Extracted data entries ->
----

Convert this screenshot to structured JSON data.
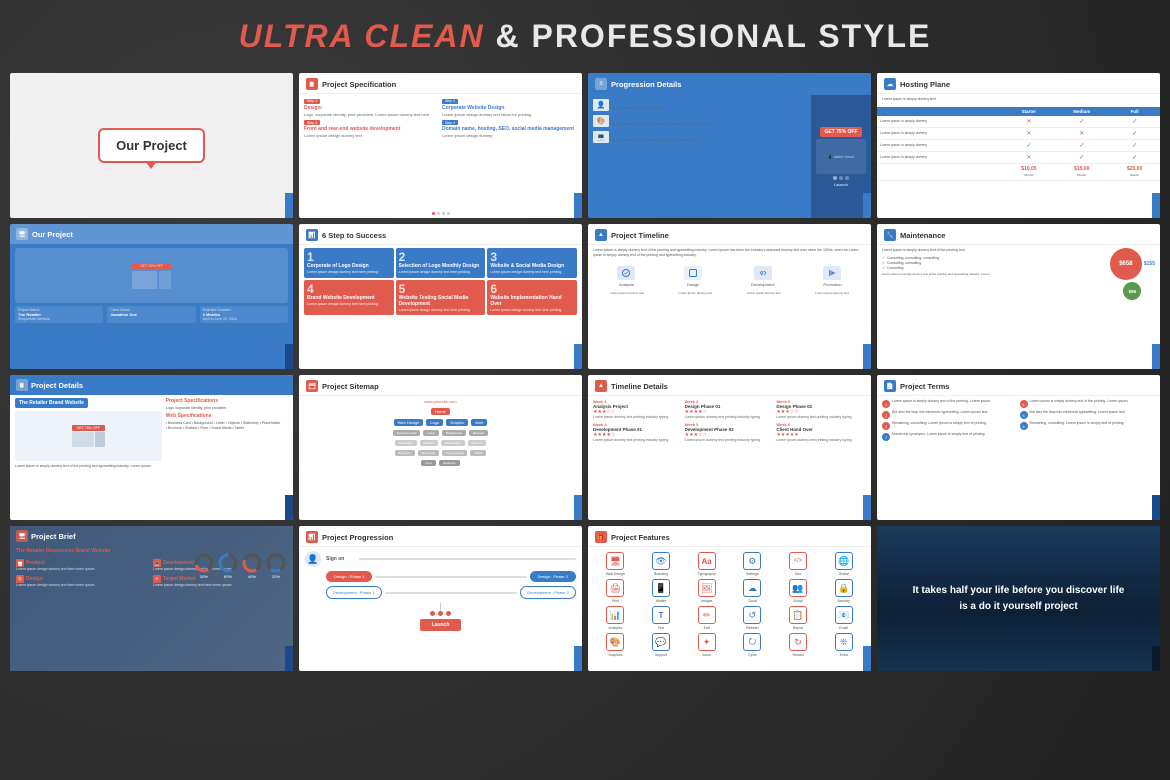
{
  "header": {
    "title_part1": "ULTRA CLEAN",
    "title_ampersand": "&",
    "title_part2": "PROFESSIONAL STYLE"
  },
  "slides": [
    {
      "id": 1,
      "type": "our_project_simple",
      "label": "Our Project"
    },
    {
      "id": 2,
      "type": "project_specification",
      "title": "Project  Specification",
      "items": [
        {
          "label": "Step 1",
          "tag": "Design:",
          "text": "Logo, corporate identity, print providers."
        },
        {
          "label": "Step 2",
          "tag": "Corporate Website Design",
          "text": "Lorem ipsum design dummy text here"
        },
        {
          "label": "Step 3",
          "tag": "Front and rear-end website development",
          "text": "Lorem ipsum design dummy"
        },
        {
          "label": "Step 4",
          "tag": "Domain name, hosting, SEO, social media management",
          "text": "Lorem ipsum design dummy"
        }
      ]
    },
    {
      "id": 3,
      "type": "progression_details",
      "title": "Progression Details",
      "rows": [
        {
          "label": "Sign on",
          "text": "Lorem ipsum dummy text"
        },
        {
          "label": "Design",
          "text": "Lorem ipsum dolor sit, E-Corporate Website design dummy text"
        },
        {
          "label": "Development",
          "text": "Lorem ipsum some development of content dummy text for printing"
        }
      ]
    },
    {
      "id": 4,
      "type": "hosting_plan",
      "title": "Hosting Plane",
      "plans": [
        "Starter",
        "Medium",
        "Full"
      ],
      "rows": [
        {
          "text": "Lorem ipsum is simply dummy",
          "starter": false,
          "medium": true,
          "full": true
        },
        {
          "text": "Lorem ipsum is simply dummy",
          "starter": false,
          "medium": false,
          "full": true
        },
        {
          "text": "Lorem ipsum is simply dummy",
          "starter": true,
          "medium": true,
          "full": true
        },
        {
          "text": "Lorem ipsum is simply dummy",
          "starter": false,
          "medium": true,
          "full": true
        }
      ],
      "prices": [
        "$10.05",
        "$15.00",
        "$25.00"
      ],
      "price_sub": "Month"
    },
    {
      "id": 5,
      "type": "our_project_device",
      "title": "Our Project",
      "project_name": "The Retailer Responsive Website",
      "client": "Jonathon Doe",
      "estimate": "3 Months"
    },
    {
      "id": 6,
      "type": "step_to_success",
      "title": "6 Step to Success",
      "steps": [
        {
          "num": "1",
          "title": "Corporate of Logo Design",
          "text": "Lorem ipsum design dummy text here",
          "color": "blue"
        },
        {
          "num": "2",
          "title": "Selection of Logo Monthly Design",
          "text": "Lorem ipsum design dummy text here",
          "color": "blue"
        },
        {
          "num": "3",
          "title": "Website & Social Media Design",
          "text": "Lorem ipsum design dummy text here",
          "color": "blue"
        },
        {
          "num": "4",
          "title": "Brand Website Development",
          "text": "Lorem ipsum design dummy text here",
          "color": "coral"
        },
        {
          "num": "5",
          "title": "Website Testing Social Media Development",
          "text": "Lorem ipsum design dummy text here",
          "color": "coral"
        },
        {
          "num": "6",
          "title": "Website Implementation Hand Over",
          "text": "Lorem ipsum design dummy text here",
          "color": "coral"
        }
      ]
    },
    {
      "id": 7,
      "type": "project_timeline",
      "title": "Project Timeline",
      "intro": "Lorem ipsum is simply dummy text of the printing and typesetting industry. Lorem ipsum has been the industry's standard dummy text ever since the 1500s, when an Lorem ipsum is simply dummy text of the printing and typesetting industry. Lorem ipsum has been the",
      "phases": [
        "Analysis",
        "Design",
        "Development",
        "Promotion"
      ]
    },
    {
      "id": 8,
      "type": "maintenance",
      "title": "Maintenance",
      "text": "Lorem ipsum is simply dummy text of the printing and",
      "prices": [
        {
          "amount": "$658",
          "size": "big"
        },
        {
          "amount": "$155",
          "size": "med"
        },
        {
          "amount": "$65",
          "size": "sm"
        }
      ],
      "items": [
        "Consulting, consulting, consulting, it can subsume in...",
        "Consulting, consulting, consulting",
        "Consulting, consulting"
      ]
    },
    {
      "id": 9,
      "type": "project_details",
      "title": "Project  Details",
      "subtitle_left": "The Retailer Brand Website",
      "spec_title": "Project Specifications",
      "spec_text": "Logo, corporate identity, print providers",
      "web_title": "Web Specifications",
      "web_items": [
        "Business Card",
        "Letter",
        "Stationery",
        "Brochure",
        "Flyer"
      ],
      "right_items": [
        "Background",
        "Objects",
        "Placeholder",
        "Buttons",
        "Social Media",
        "Tablet"
      ]
    },
    {
      "id": 10,
      "type": "project_sitemap",
      "title": "Project Sitemap",
      "url": "www.yoursite.com",
      "home": "Home",
      "nodes": [
        "Web Design",
        "Logo",
        "Graphic",
        "Web"
      ],
      "sub_nodes": [
        "Business Card",
        "Letter",
        "Background",
        "Banners",
        "Objects",
        "Placeholder",
        "Music pay",
        "Buttons",
        "Social Media",
        "Tablet"
      ],
      "bottom_nodes": [
        "Flyer",
        "Magazine"
      ]
    },
    {
      "id": 11,
      "type": "timeline_details",
      "title": "Timeline Details",
      "weeks": [
        {
          "week": "Week 1",
          "title": "Analysis Project",
          "stars": 3,
          "text": "Lorem ipsum dummy text printing industry"
        },
        {
          "week": "Week 2",
          "title": "Design Phase 01",
          "stars": 4,
          "text": "Lorem ipsum dummy text printing industry"
        },
        {
          "week": "Week 3",
          "title": "Design Phase 02",
          "stars": 3,
          "text": "Lorem ipsum dummy text printing industry"
        },
        {
          "week": "Week 4",
          "title": "Development Phase 01",
          "stars": 4,
          "text": "Lorem ipsum dummy text printing industry"
        },
        {
          "week": "Week 5",
          "title": "Development Phase 02",
          "stars": 3,
          "text": "Lorem ipsum dummy text printing industry"
        },
        {
          "week": "Week 6",
          "title": "Client Hand Over",
          "stars": 5,
          "text": "Lorem ipsum dummy text printing industry"
        }
      ]
    },
    {
      "id": 12,
      "type": "project_terms",
      "title": "Project  Terms",
      "terms": [
        {
          "num": "1",
          "text": "Lorem ipsum is simply dummy text of the printing. Lorem ipsum.",
          "color": "coral"
        },
        {
          "num": "4",
          "text": "Lorem ipsum is simply dummy text of the printing. Lorem ipsum.",
          "color": "coral"
        },
        {
          "num": "2",
          "text": "But also the leap into electronic typesetting. Lorem ipsum text.",
          "color": "coral"
        },
        {
          "num": "5",
          "text": "But also the leap into electronic typesetting. Lorem ipsum text.",
          "color": "blue"
        },
        {
          "num": "3",
          "text": "Remaining, consulting. Lorem ipsum is simply text of printing.",
          "color": "coral"
        },
        {
          "num": "6",
          "text": "Remaining, consulting. Lorem ipsum is simply text of printing.",
          "color": "blue"
        },
        {
          "num": "7",
          "text": "Numerous synonyms. Lorem ipsum is simply text of printing.",
          "color": "blue"
        }
      ]
    },
    {
      "id": 13,
      "type": "project_brief",
      "title": "Project  Brief",
      "subtitle": "The Retailer Responsive Brand Website",
      "items": [
        {
          "label": "Product",
          "text": "Lorem ipsum design dummy text here lorem"
        },
        {
          "label": "Development",
          "text": "Lorem ipsum design dummy text here lorem"
        },
        {
          "label": "Design",
          "text": "Lorem ipsum design dummy text here lorem"
        },
        {
          "label": "Target Market",
          "text": "Lorem ipsum design dummy text here lorem"
        }
      ],
      "percentages": [
        "30%",
        "60%",
        "40%",
        "20%"
      ]
    },
    {
      "id": 14,
      "type": "project_progression",
      "title": "Project Progression",
      "sign_on": "Sign on",
      "design_phase1": "Design : Phase 1",
      "design_phase2": "Design : Phase 2",
      "dev_phase1": "Development : Phase 1",
      "dev_phase2": "Development : Phase 2",
      "launch": "Launch"
    },
    {
      "id": 15,
      "type": "project_features",
      "title": "Project  Features",
      "features": [
        {
          "icon": "🖥",
          "label": "Web Design"
        },
        {
          "icon": "👁",
          "label": "Branding"
        },
        {
          "icon": "A",
          "label": "Typography"
        },
        {
          "icon": "⚙",
          "label": "Settings"
        },
        {
          "icon": "</>",
          "label": "Development"
        },
        {
          "icon": "🌐",
          "label": "Global"
        },
        {
          "icon": "🖨",
          "label": "Print"
        },
        {
          "icon": "📱",
          "label": "Mobile"
        },
        {
          "icon": "🖼",
          "label": "Images"
        },
        {
          "icon": "☁",
          "label": "Cloud"
        },
        {
          "icon": "👥",
          "label": "Social"
        },
        {
          "icon": "🔒",
          "label": "Security"
        },
        {
          "icon": "📊",
          "label": "Analytics"
        },
        {
          "icon": "T",
          "label": "Text"
        },
        {
          "icon": "✏",
          "label": "Edit"
        },
        {
          "icon": "♻",
          "label": "Refresh"
        },
        {
          "icon": "📋",
          "label": "Report"
        },
        {
          "icon": "📧",
          "label": "Email"
        },
        {
          "icon": "🎨",
          "label": "Graphics"
        },
        {
          "icon": "💬",
          "label": "Support"
        },
        {
          "icon": "✦",
          "label": "Icons"
        },
        {
          "icon": "⭮",
          "label": "Cycle"
        },
        {
          "icon": "↺",
          "label": "Reload"
        },
        {
          "icon": "❊",
          "label": "Extra"
        }
      ]
    },
    {
      "id": 16,
      "type": "quote",
      "text": "It takes half your life before you discover life\nis a do it yourself project"
    }
  ]
}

----

Goal ->
Gather each line in the entries above where the string "identity" is found.

Written answer ->
          "text": "Logo, corporate identity, print providers."
      "spec_text": "Logo, corporate identity, print providers",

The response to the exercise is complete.